>> BEGIN GIVEN RECORDS

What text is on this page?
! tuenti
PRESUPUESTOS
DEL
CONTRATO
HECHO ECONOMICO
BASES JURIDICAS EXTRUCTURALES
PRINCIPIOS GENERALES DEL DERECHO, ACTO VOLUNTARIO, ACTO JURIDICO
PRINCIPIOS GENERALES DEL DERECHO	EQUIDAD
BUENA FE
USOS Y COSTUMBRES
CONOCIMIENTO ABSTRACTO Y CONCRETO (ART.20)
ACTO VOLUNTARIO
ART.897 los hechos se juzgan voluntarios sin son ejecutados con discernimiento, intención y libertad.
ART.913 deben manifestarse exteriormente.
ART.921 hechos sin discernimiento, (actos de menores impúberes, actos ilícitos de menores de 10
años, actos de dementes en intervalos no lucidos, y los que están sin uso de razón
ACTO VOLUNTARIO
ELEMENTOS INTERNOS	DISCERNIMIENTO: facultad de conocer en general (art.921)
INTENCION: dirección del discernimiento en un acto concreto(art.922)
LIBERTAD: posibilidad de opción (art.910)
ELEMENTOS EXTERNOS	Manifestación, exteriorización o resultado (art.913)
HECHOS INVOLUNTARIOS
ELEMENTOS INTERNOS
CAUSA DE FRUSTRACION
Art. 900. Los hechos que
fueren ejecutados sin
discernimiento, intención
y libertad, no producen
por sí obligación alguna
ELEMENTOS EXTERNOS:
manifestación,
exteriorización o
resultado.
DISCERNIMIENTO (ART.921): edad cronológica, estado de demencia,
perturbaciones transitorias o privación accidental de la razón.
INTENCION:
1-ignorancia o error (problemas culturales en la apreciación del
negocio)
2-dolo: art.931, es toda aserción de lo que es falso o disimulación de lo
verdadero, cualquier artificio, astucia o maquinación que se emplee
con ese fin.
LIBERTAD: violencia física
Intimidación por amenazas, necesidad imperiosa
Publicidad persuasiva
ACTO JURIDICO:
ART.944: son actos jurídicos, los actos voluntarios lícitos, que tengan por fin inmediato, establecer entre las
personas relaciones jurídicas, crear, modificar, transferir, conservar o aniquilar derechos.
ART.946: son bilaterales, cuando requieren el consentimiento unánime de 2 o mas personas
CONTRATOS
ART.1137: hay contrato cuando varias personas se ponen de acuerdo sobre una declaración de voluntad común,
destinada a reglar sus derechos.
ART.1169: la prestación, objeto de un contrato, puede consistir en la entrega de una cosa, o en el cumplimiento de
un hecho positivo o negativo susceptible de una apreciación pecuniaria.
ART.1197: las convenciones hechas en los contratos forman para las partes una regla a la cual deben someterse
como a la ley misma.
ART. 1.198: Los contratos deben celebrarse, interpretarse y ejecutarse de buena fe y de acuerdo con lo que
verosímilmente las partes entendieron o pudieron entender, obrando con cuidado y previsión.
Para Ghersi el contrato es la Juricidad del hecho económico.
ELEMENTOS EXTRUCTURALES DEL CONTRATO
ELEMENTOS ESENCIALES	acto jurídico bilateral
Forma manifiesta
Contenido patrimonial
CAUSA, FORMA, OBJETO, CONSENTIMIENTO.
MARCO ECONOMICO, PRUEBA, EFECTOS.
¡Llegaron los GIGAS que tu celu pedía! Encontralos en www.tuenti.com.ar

>> END GIVEN RECORDS

§ **DESCRIPTION OF THE TASK**: In the listing, find each line with the string "personas" and copy it.

§ **TASK RESULT**:
personas relaciones jurídicas, crear, modificar, transferir, conservar o aniquilar derechos.
ART.946: son bilaterales, cuando requieren el consentimiento unánime de 2 o mas personas
ART.1137: hay contrato cuando varias personas se ponen de acuerdo sobre una declaración de voluntad común,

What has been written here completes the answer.